- [Objective]: Pick out every line with the word "JSON" and copy it.

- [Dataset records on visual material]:
§
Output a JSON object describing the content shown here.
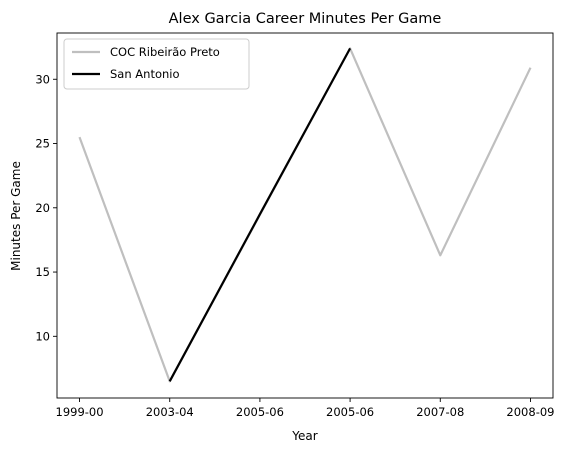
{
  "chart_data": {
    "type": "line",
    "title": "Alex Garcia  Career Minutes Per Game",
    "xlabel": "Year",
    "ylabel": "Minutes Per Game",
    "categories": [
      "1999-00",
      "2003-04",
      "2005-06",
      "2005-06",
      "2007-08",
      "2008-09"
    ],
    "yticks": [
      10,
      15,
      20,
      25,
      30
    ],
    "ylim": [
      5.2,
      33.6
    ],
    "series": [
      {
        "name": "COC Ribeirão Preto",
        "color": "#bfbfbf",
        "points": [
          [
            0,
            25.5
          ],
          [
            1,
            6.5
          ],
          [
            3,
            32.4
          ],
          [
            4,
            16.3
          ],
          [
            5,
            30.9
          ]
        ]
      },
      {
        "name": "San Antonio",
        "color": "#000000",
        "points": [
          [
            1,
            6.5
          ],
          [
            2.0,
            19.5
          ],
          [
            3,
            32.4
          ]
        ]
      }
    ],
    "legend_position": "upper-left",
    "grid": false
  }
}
§
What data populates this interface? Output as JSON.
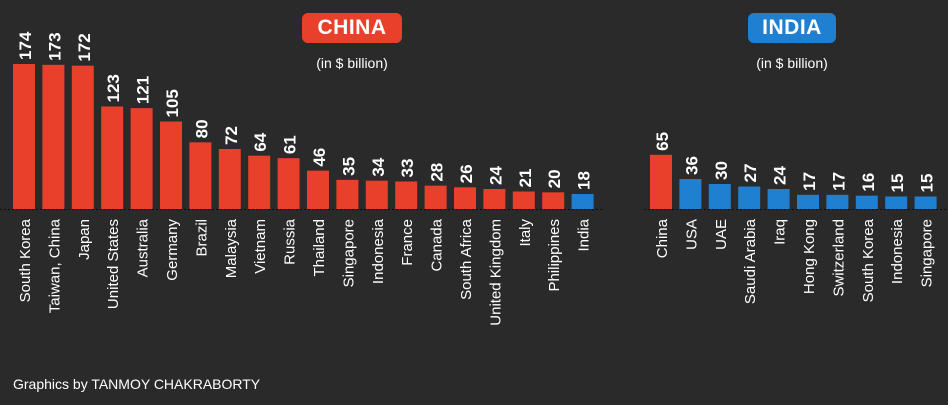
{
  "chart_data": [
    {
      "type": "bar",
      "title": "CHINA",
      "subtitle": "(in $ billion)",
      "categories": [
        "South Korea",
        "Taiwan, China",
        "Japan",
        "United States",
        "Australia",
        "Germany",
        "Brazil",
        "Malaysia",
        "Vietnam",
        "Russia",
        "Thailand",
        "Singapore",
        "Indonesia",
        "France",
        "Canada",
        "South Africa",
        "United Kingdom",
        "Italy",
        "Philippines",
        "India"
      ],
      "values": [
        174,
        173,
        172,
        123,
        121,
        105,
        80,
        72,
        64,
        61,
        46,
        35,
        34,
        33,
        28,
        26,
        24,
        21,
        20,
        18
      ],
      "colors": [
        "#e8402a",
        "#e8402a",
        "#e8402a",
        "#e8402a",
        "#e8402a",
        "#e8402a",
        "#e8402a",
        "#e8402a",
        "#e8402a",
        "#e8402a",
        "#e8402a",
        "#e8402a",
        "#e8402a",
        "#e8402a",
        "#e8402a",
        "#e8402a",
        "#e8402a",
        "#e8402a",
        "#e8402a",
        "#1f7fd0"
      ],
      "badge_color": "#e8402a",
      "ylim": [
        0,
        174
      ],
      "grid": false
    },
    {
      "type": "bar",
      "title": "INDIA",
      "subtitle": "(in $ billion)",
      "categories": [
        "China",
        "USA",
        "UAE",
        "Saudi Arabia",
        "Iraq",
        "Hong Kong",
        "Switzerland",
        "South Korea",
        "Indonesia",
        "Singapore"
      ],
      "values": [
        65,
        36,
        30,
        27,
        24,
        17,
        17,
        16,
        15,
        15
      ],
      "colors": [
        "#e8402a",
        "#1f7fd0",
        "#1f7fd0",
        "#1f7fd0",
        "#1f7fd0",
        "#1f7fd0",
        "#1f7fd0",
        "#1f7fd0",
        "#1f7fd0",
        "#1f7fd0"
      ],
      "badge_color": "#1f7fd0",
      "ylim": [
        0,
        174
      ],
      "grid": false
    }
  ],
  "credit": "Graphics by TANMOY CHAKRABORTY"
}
§
- [Response to the task]:
Output a JSON object describing the content shown here.
What data populates this interface? Output as JSON.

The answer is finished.